▸ **What is required**
Look through the lines below and state how many hold the word "true". Write only the number.
..........
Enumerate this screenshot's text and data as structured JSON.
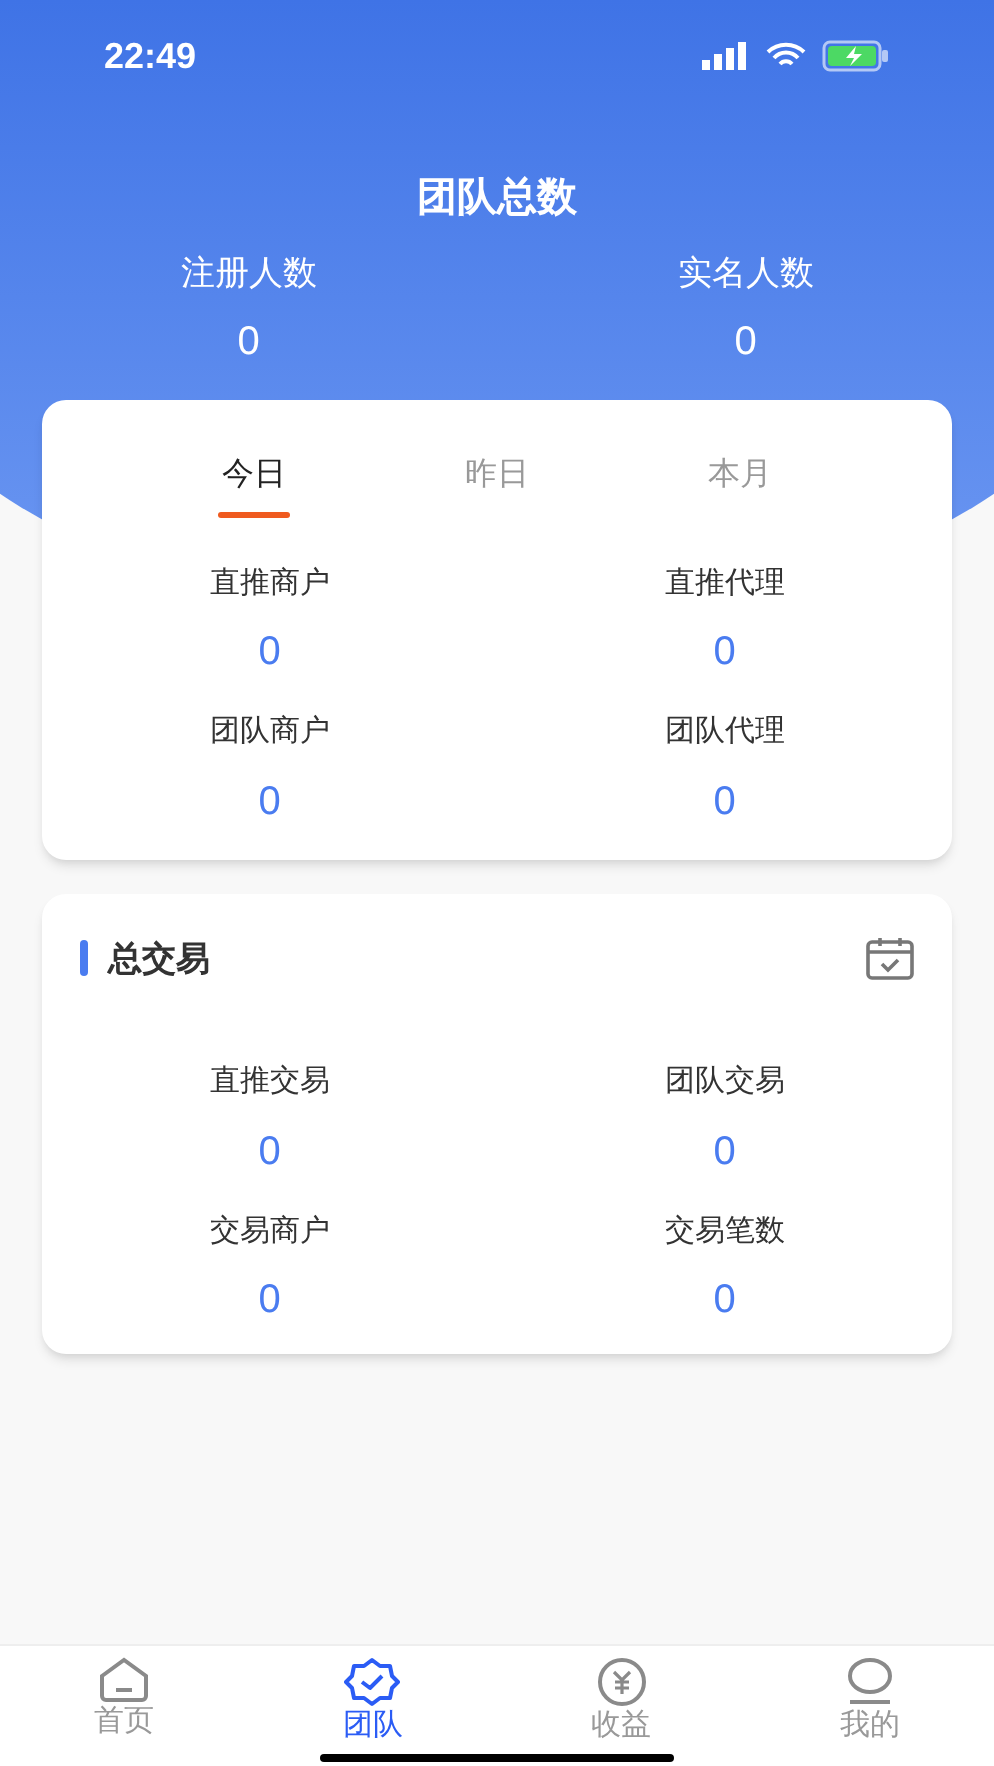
{
  "status_bar": {
    "time": "22:49"
  },
  "header": {
    "title": "团队总数",
    "stats": [
      {
        "label": "注册人数",
        "value": "0"
      },
      {
        "label": "实名人数",
        "value": "0"
      }
    ]
  },
  "period_card": {
    "tabs": [
      {
        "label": "今日",
        "selected": true
      },
      {
        "label": "昨日",
        "selected": false
      },
      {
        "label": "本月",
        "selected": false
      }
    ],
    "stats": [
      {
        "label": "直推商户",
        "value": "0"
      },
      {
        "label": "直推代理",
        "value": "0"
      },
      {
        "label": "团队商户",
        "value": "0"
      },
      {
        "label": "团队代理",
        "value": "0"
      }
    ]
  },
  "trade_card": {
    "title": "总交易",
    "stats": [
      {
        "label": "直推交易",
        "value": "0"
      },
      {
        "label": "团队交易",
        "value": "0"
      },
      {
        "label": "交易商户",
        "value": "0"
      },
      {
        "label": "交易笔数",
        "value": "0"
      }
    ]
  },
  "tab_bar": [
    {
      "label": "首页",
      "kind": "home",
      "selected": false
    },
    {
      "label": "团队",
      "kind": "team",
      "selected": true
    },
    {
      "label": "收益",
      "kind": "income",
      "selected": false
    },
    {
      "label": "我的",
      "kind": "me",
      "selected": false
    }
  ]
}
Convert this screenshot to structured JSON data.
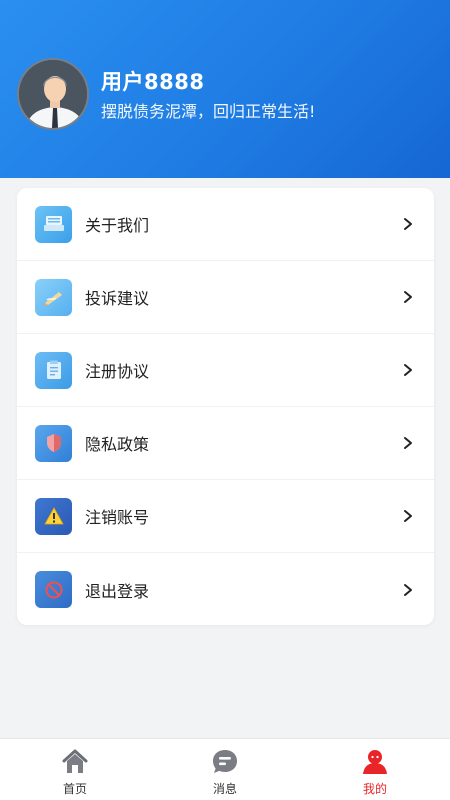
{
  "profile": {
    "username": "用户8888",
    "slogan": "摆脱债务泥潭，回归正常生活!"
  },
  "menu": [
    {
      "label": "关于我们",
      "icon": "about-us-icon"
    },
    {
      "label": "投诉建议",
      "icon": "feedback-icon"
    },
    {
      "label": "注册协议",
      "icon": "agreement-icon"
    },
    {
      "label": "隐私政策",
      "icon": "privacy-shield-icon"
    },
    {
      "label": "注销账号",
      "icon": "warning-icon"
    },
    {
      "label": "退出登录",
      "icon": "logout-icon"
    }
  ],
  "tabbar": [
    {
      "label": "首页",
      "icon": "home-icon",
      "active": false
    },
    {
      "label": "消息",
      "icon": "message-icon",
      "active": false
    },
    {
      "label": "我的",
      "icon": "user-icon",
      "active": true
    }
  ],
  "colors": {
    "header_gradient_start": "#2a8ff0",
    "header_gradient_end": "#1667d3",
    "active_tab": "#e8262a"
  }
}
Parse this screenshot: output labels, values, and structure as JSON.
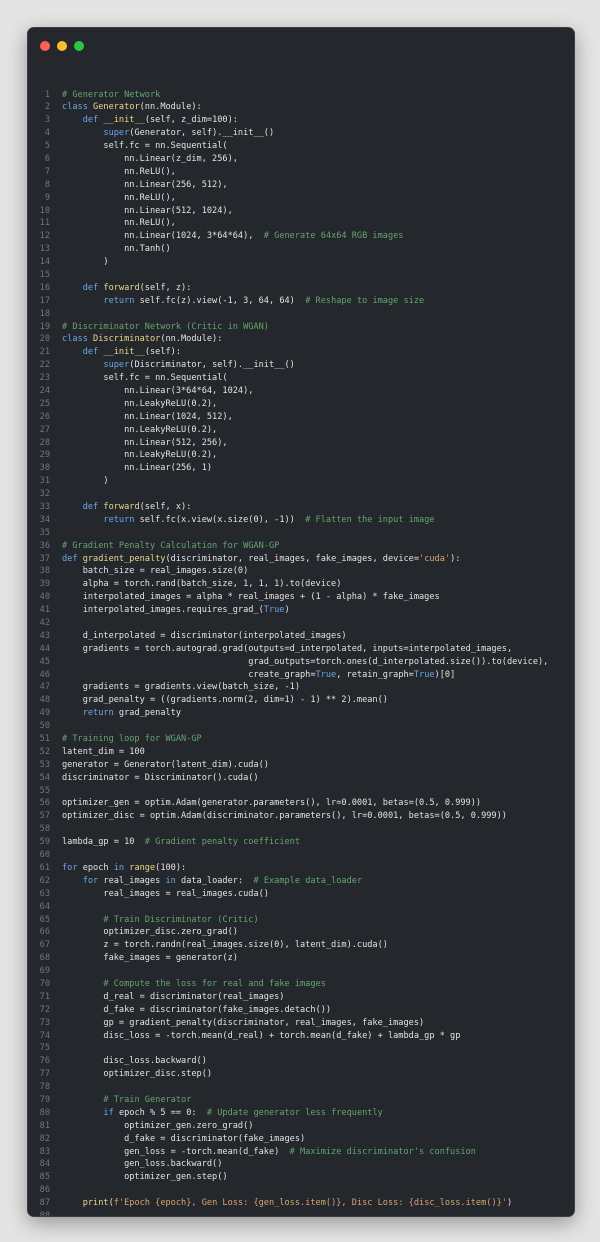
..........
▸ **Response for this exercise**
3